┌──

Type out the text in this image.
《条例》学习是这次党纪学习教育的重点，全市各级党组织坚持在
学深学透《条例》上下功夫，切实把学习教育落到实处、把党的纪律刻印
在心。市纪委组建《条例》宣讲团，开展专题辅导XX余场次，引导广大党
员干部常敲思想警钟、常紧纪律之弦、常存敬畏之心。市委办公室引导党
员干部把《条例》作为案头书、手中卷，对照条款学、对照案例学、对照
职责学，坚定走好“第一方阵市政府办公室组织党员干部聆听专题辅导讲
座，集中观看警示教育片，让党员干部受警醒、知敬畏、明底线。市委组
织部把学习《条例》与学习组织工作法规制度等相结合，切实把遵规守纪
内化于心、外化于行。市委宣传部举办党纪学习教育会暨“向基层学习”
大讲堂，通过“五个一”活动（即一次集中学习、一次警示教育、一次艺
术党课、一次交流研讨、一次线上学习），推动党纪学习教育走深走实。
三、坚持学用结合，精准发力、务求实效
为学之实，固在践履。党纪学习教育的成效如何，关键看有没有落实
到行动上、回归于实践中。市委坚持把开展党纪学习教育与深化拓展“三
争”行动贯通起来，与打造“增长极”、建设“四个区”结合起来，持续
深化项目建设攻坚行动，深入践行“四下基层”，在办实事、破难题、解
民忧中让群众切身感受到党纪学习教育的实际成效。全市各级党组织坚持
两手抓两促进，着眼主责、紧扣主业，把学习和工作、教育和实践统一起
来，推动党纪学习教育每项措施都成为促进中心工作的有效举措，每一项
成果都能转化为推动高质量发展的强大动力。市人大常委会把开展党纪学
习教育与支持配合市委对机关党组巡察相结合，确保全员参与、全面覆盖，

└──

SHORT PROBLEM:
The full set of records should be duplicated exactly.

SOLUTION FOR THIS TASK:
Type out the text in this image.
《条例》学习是这次党纪学习教育的重点，全市各级党组织坚持在
学深学透《条例》上下功夫，切实把学习教育落到实处、把党的纪律刻印
在心。市纪委组建《条例》宣讲团，开展专题辅导XX余场次，引导广大党
员干部常敲思想警钟、常紧纪律之弦、常存敬畏之心。市委办公室引导党
员干部把《条例》作为案头书、手中卷，对照条款学、对照案例学、对照
职责学，坚定走好“第一方阵市政府办公室组织党员干部聆听专题辅导讲
座，集中观看警示教育片，让党员干部受警醒、知敬畏、明底线。市委组
织部把学习《条例》与学习组织工作法规制度等相结合，切实把遵规守纪
内化于心、外化于行。市委宣传部举办党纪学习教育会暨“向基层学习”
大讲堂，通过“五个一”活动（即一次集中学习、一次警示教育、一次艺
术党课、一次交流研讨、一次线上学习），推动党纪学习教育走深走实。
三、坚持学用结合，精准发力、务求实效
为学之实，固在践履。党纪学习教育的成效如何，关键看有没有落实
到行动上、回归于实践中。市委坚持把开展党纪学习教育与深化拓展“三
争”行动贯通起来，与打造“增长极”、建设“四个区”结合起来，持续
深化项目建设攻坚行动，深入践行“四下基层”，在办实事、破难题、解
民忧中让群众切身感受到党纪学习教育的实际成效。全市各级党组织坚持
两手抓两促进，着眼主责、紧扣主业，把学习和工作、教育和实践统一起
来，推动党纪学习教育每项措施都成为促进中心工作的有效举措，每一项
成果都能转化为推动高质量发展的强大动力。市人大常委会把开展党纪学
习教育与支持配合市委对机关党组巡察相结合，确保全员参与、全面覆盖，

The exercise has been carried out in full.